◆ THE PROBLEM ◆
Images embedded in the records are excluded; print everything else exactly as given.
------------------------------
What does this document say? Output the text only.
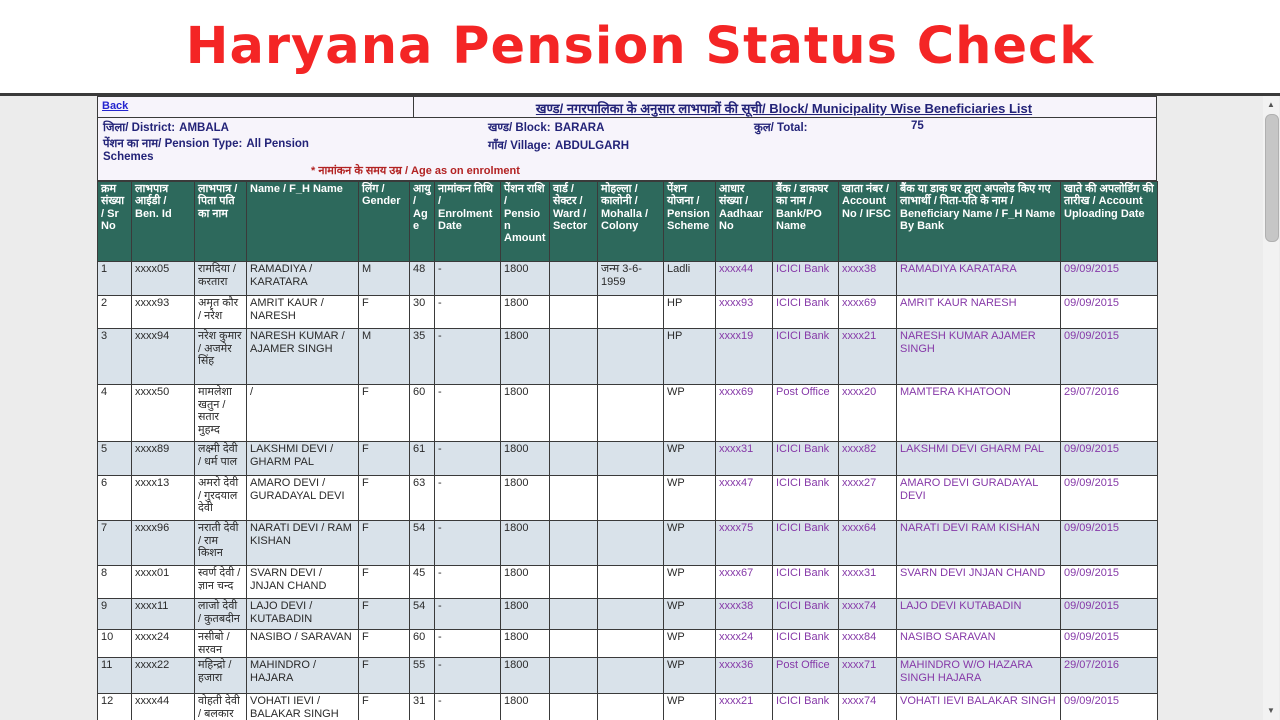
Haryana Pension Status Check
Back	खण्ड/ नगरपालिका के अनुसार लाभपात्रों की सूची/ Block/ Municipality Wise Beneficiaries List
जिला/ District: AMBALA	खण्ड/ Block: BARARA	कुल/ Total:	75
पेंशन का नाम/ Pension Type: All Pension Schemes
गाँव/ Village: ABDULGARH
* नामांकन के समय उम्र / Age as on enrolment
क्रम संख्या / Sr No	लाभपात्र आईडी / Ben. Id	लाभपात्र / पिता पति का नाम	Name / F_H Name	लिंग / Gender	आयु / Age	नामांकन तिथि / Enrolment Date	पेंशन राशि / Pension Amount	वार्ड / सेक्टर / Ward / Sector	मोहल्ला / कालोनी / Mohalla / Colony	पेंशन योजना / Pension Scheme	आधार संख्या / Aadhaar No	बैंक / डाकघर का नाम / Bank/PO Name	खाता नंबर / Account No / IFSC	बैंक या डाक घर द्वारा अपलोड किए गए लाभार्थी / पिता-पति के नाम / Beneficiary Name / F_H Name By Bank	खाते की अपलोडिंग की तारीख / Account Uploading Date
1	xxxx05	रामदिया / करतारा	RAMADIYA / KARATARA	M	48	-	1800		जन्म 3-6-1959	Ladli	xxxx44	ICICI Bank	xxxx38	RAMADIYA KARATARA	09/09/2015
2	xxxx93	अमृत कौर / नरेश	AMRIT KAUR / NARESH	F	30	-	1800			HP	xxxx93	ICICI Bank	xxxx69	AMRIT KAUR NARESH	09/09/2015
3	xxxx94	नरेश कुमार / अजमेर सिंह	NARESH KUMAR / AJAMER SINGH	M	35	-	1800			HP	xxxx19	ICICI Bank	xxxx21	NARESH KUMAR AJAMER SINGH	09/09/2015
4	xxxx50	मामलेशा खतुन / सतार मुहम्द	/	F	60	-	1800			WP	xxxx69	Post Office	xxxx20	MAMTERA KHATOON	29/07/2016
5	xxxx89	लक्ष्मी देवी / धर्म पाल	LAKSHMI DEVI / GHARM PAL	F	61	-	1800			WP	xxxx31	ICICI Bank	xxxx82	LAKSHMI DEVI GHARM PAL	09/09/2015
6	xxxx13	अमरो देवी / गुरदयाल देवी	AMARO DEVI / GURADAYAL DEVI	F	63	-	1800			WP	xxxx47	ICICI Bank	xxxx27	AMARO DEVI GURADAYAL DEVI	09/09/2015
7	xxxx96	नराती देवी / राम किशन	NARATI DEVI / RAM KISHAN	F	54	-	1800			WP	xxxx75	ICICI Bank	xxxx64	NARATI DEVI RAM KISHAN	09/09/2015
8	xxxx01	स्वर्ण देवी / ज्ञान चन्द	SVARN DEVI / JNJAN CHAND	F	45	-	1800			WP	xxxx67	ICICI Bank	xxxx31	SVARN DEVI JNJAN CHAND	09/09/2015
9	xxxx11	लाजो देवी / कुतबदीन	LAJO DEVI / KUTABADIN	F	54	-	1800			WP	xxxx38	ICICI Bank	xxxx74	LAJO DEVI KUTABADIN	09/09/2015
10	xxxx24	नसीबो / सरवन	NASIBO / SARAVAN	F	60	-	1800			WP	xxxx24	ICICI Bank	xxxx84	NASIBO SARAVAN	09/09/2015
11	xxxx22	महिन्द्रो / हजारा	MAHINDRO / HAJARA	F	55	-	1800			WP	xxxx36	Post Office	xxxx71	MAHINDRO W/O HAZARA SINGH HAJARA	29/07/2016
12	xxxx44	वोहती देवी / बलकार	VOHATI IEVI / BALAKAR SINGH	F	31	-	1800			WP	xxxx21	ICICI Bank	xxxx74	VOHATI IEVI BALAKAR SINGH	09/09/2015
▲
▼
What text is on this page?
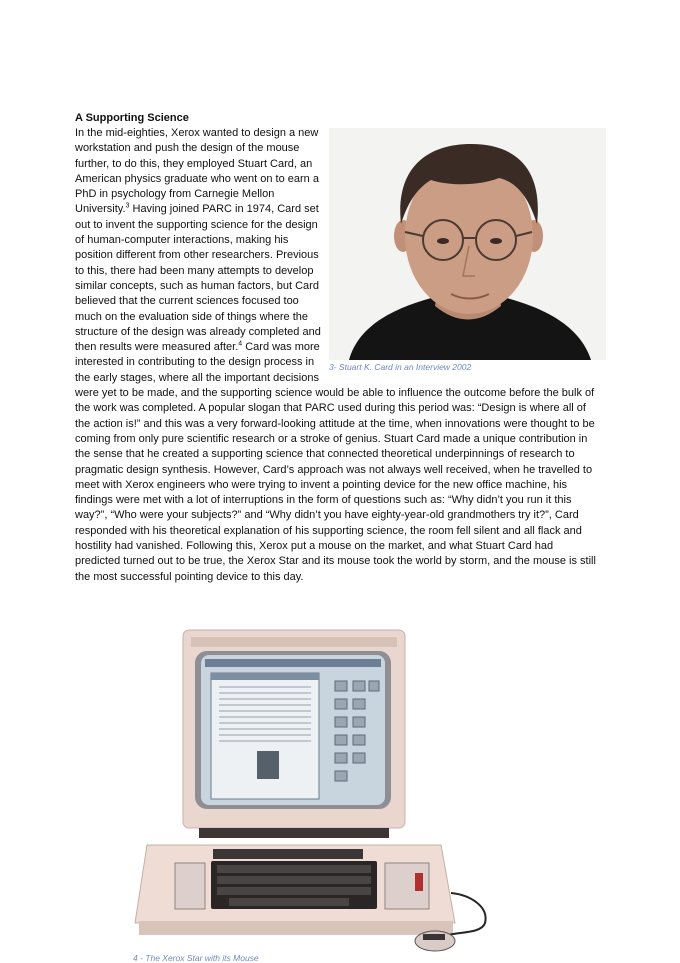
A Supporting Science

In the mid-eighties, Xerox wanted to design a new workstation and push the design of the mouse further, to do this, they employed Stuart Card, an American physics graduate who went on to earn a PhD in psychology from Carnegie Mellon University.$^3$ Having joined PARC in 1974, Card set out to invent the supporting science for the design of human-computer interactions, making his position different from other researchers. Previous to this, there had been many attempts to develop similar concepts, such as human factors, but Card believed that the current sciences focused too much on the evaluation side of things where the structure of the design was already completed and then results were measured after.$^4$ Card was more interested in contributing to the design process in the early stages, where all the important decisions were yet to be made, and the supporting science would be able to influence the outcome before the bulk of the work was completed. A popular slogan that PARC used during this period was: “Design is where all of the action is!” and this was a very forward-looking attitude at the time, when innovations were thought to be coming from only pure scientific research or a stroke of genius. Stuart Card made a unique contribution in the sense that he created a supporting science that connected theoretical underpinnings of research to pragmatic design synthesis. However, Card’s approach was not always well received, when he travelled to meet with Xerox engineers who were trying to invent a pointing device for the new office machine, his findings were met with a lot of interruptions in the form of questions such as: “Why didn’t you run it this way?”, “Who were your subjects?” and “Why didn’t you have eighty-year-old grandmothers try it?”, Card responded with his theoretical explanation of his supporting science, the room fell silent and all flack and hostility had vanished. Following this, Xerox put a mouse on the market, and what Stuart Card had predicted turned out to be true, the Xerox Star and its mouse took the world by storm, and the mouse is still the most successful pointing device to this day.

3- Stuart K. Card in an Interview 2002
4 - The Xerox Star with its Mouse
------------------------------
◆ TASK ANSWER ◆
What does this document say? Output the text only.
Haryana Pension Status Check
Back	खण्ड/ नगरपालिका के अनुसार लाभपात्रों की सूची/ Block/ Municipality Wise Beneficiaries List
जिला/ District: AMBALA	खण्ड/ Block: BARARA	कुल/ Total:	75
पेंशन का नाम/ Pension Type: All Pension Schemes
गाँव/ Village: ABDULGARH
* नामांकन के समय उम्र / Age as on enrolment
क्रम संख्या / Sr No	लाभपात्र आईडी / Ben. Id	लाभपात्र / पिता पति का नाम	Name / F_H Name	लिंग / Gender	आयु / Age	नामांकन तिथि / Enrolment Date	पेंशन राशि / Pension Amount	वार्ड / सेक्टर / Ward / Sector	मोहल्ला / कालोनी / Mohalla / Colony	पेंशन योजना / Pension Scheme	आधार संख्या / Aadhaar No	बैंक / डाकघर का नाम / Bank/PO Name	खाता नंबर / Account No / IFSC	बैंक या डाक घर द्वारा अपलोड किए गए लाभार्थी / पिता-पति के नाम / Beneficiary Name / F_H Name By Bank	खाते की अपलोडिंग की तारीख / Account Uploading Date
1	xxxx05	रामदिया / करतारा	RAMADIYA / KARATARA	M	48	-	1800		जन्म 3-6-1959	Ladli	xxxx44	ICICI Bank	xxxx38	RAMADIYA KARATARA	09/09/2015
2	xxxx93	अमृत कौर / नरेश	AMRIT KAUR / NARESH	F	30	-	1800			HP	xxxx93	ICICI Bank	xxxx69	AMRIT KAUR NARESH	09/09/2015
3	xxxx94	नरेश कुमार / अजमेर सिंह	NARESH KUMAR / AJAMER SINGH	M	35	-	1800			HP	xxxx19	ICICI Bank	xxxx21	NARESH KUMAR AJAMER SINGH	09/09/2015
4	xxxx50	मामलेशा खतुन / सतार मुहम्द	/	F	60	-	1800			WP	xxxx69	Post Office	xxxx20	MAMTERA KHATOON	29/07/2016
5	xxxx89	लक्ष्मी देवी / धर्म पाल	LAKSHMI DEVI / GHARM PAL	F	61	-	1800			WP	xxxx31	ICICI Bank	xxxx82	LAKSHMI DEVI GHARM PAL	09/09/2015
6	xxxx13	अमरो देवी / गुरदयाल देवी	AMARO DEVI / GURADAYAL DEVI	F	63	-	1800			WP	xxxx47	ICICI Bank	xxxx27	AMARO DEVI GURADAYAL DEVI	09/09/2015
7	xxxx96	नराती देवी / राम किशन	NARATI DEVI / RAM KISHAN	F	54	-	1800			WP	xxxx75	ICICI Bank	xxxx64	NARATI DEVI RAM KISHAN	09/09/2015
8	xxxx01	स्वर्ण देवी / ज्ञान चन्द	SVARN DEVI / JNJAN CHAND	F	45	-	1800			WP	xxxx67	ICICI Bank	xxxx31	SVARN DEVI JNJAN CHAND	09/09/2015
9	xxxx11	लाजो देवी / कुतबदीन	LAJO DEVI / KUTABADIN	F	54	-	1800			WP	xxxx38	ICICI Bank	xxxx74	LAJO DEVI KUTABADIN	09/09/2015
10	xxxx24	नसीबो / सरवन	NASIBO / SARAVAN	F	60	-	1800			WP	xxxx24	ICICI Bank	xxxx84	NASIBO SARAVAN	09/09/2015
11	xxxx22	महिन्द्रो / हजारा	MAHINDRO / HAJARA	F	55	-	1800			WP	xxxx36	Post Office	xxxx71	MAHINDRO W/O HAZARA SINGH HAJARA	29/07/2016
12	xxxx44	वोहती देवी / बलकार	VOHATI IEVI / BALAKAR SINGH	F	31	-	1800			WP	xxxx21	ICICI Bank	xxxx74	VOHATI IEVI BALAKAR SINGH	09/09/2015
▲
▼
What text is on this page?
A Supporting Science

In the mid-eighties, Xerox wanted to design a new workstation and push the design of the mouse further, to do this, they employed Stuart Card, an American physics graduate who went on to earn a PhD in psychology from Carnegie Mellon University.$^3$ Having joined PARC in 1974, Card set out to invent the supporting science for the design of human-computer interactions, making his position different from other researchers. Previous to this, there had been many attempts to develop similar concepts, such as human factors, but Card believed that the current sciences focused too much on the evaluation side of things where the structure of the design was already completed and then results were measured after.$^4$ Card was more interested in contributing to the design process in the early stages, where all the important decisions were yet to be made, and the supporting science would be able to influence the outcome before the bulk of the work was completed. A popular slogan that PARC used during this period was: “Design is where all of the action is!” and this was a very forward-looking attitude at the time, when innovations were thought to be coming from only pure scientific research or a stroke of genius. Stuart Card made a unique contribution in the sense that he created a supporting science that connected theoretical underpinnings of research to pragmatic design synthesis. However, Card’s approach was not always well received, when he travelled to meet with Xerox engineers who were trying to invent a pointing device for the new office machine, his findings were met with a lot of interruptions in the form of questions such as: “Why didn’t you run it this way?”, “Who were your subjects?” and “Why didn’t you have eighty-year-old grandmothers try it?”, Card responded with his theoretical explanation of his supporting science, the room fell silent and all flack and hostility had vanished. Following this, Xerox put a mouse on the market, and what Stuart Card had predicted turned out to be true, the Xerox Star and its mouse took the world by storm, and the mouse is still the most successful pointing device to this day.

3- Stuart K. Card in an Interview 2002
4 - The Xerox Star with its Mouse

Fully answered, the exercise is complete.